Saved data entries
────────────────────────────────────────
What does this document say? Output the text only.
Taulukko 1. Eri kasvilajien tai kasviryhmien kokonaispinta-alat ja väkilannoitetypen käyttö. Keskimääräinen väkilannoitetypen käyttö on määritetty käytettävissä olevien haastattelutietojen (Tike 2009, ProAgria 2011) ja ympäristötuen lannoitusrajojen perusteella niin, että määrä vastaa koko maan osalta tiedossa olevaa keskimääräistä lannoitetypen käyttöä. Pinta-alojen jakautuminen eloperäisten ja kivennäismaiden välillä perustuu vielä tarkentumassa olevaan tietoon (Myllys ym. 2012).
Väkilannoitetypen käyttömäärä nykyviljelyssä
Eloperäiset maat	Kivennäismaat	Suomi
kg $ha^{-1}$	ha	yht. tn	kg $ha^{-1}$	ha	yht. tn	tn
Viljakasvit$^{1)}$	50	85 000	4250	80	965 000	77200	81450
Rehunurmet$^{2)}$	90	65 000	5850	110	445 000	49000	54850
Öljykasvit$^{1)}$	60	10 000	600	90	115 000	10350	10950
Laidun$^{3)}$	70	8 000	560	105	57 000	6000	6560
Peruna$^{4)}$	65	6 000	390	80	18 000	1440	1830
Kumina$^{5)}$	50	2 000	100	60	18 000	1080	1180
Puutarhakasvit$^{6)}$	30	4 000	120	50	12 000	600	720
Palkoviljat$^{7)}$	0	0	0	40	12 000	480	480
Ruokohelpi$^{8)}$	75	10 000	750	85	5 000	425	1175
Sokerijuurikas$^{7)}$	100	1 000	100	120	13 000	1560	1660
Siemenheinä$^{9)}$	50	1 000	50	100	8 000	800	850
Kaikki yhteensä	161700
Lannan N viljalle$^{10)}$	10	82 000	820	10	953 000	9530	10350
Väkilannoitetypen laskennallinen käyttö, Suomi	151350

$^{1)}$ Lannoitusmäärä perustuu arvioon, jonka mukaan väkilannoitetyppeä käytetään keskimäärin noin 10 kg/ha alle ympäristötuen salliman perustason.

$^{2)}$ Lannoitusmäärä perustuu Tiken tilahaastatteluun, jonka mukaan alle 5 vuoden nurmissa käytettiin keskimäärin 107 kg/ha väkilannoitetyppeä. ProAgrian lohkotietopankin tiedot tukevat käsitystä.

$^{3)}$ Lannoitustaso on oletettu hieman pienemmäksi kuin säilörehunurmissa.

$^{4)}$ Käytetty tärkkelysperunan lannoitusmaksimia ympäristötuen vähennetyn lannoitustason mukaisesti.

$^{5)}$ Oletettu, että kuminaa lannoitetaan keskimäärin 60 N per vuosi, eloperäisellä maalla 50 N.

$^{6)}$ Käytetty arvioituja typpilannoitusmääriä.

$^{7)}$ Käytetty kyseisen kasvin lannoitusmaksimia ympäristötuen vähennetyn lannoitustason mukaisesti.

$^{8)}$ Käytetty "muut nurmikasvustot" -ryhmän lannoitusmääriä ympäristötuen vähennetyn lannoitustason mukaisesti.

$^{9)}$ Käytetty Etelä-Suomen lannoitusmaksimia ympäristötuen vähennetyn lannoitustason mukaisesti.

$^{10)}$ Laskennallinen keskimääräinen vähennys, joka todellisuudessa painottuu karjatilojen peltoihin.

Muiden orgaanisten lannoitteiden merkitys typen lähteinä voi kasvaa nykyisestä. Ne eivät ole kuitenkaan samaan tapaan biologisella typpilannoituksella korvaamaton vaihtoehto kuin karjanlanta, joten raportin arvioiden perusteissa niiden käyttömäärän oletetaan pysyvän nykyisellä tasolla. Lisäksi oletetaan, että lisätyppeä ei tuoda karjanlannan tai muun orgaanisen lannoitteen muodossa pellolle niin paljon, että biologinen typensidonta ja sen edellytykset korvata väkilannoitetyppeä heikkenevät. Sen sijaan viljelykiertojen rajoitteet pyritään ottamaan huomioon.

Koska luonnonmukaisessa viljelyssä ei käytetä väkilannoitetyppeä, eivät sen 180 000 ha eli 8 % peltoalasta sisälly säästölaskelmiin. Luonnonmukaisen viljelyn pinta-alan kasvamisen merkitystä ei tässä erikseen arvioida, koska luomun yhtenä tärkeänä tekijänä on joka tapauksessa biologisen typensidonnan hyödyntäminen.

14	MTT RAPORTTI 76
────────────────────────────────────────
**TASK INSTRUCTIONS**
Go through the material above and count the lines that contain "että"; answer with the number alone.

**TASK SOLUTION**
3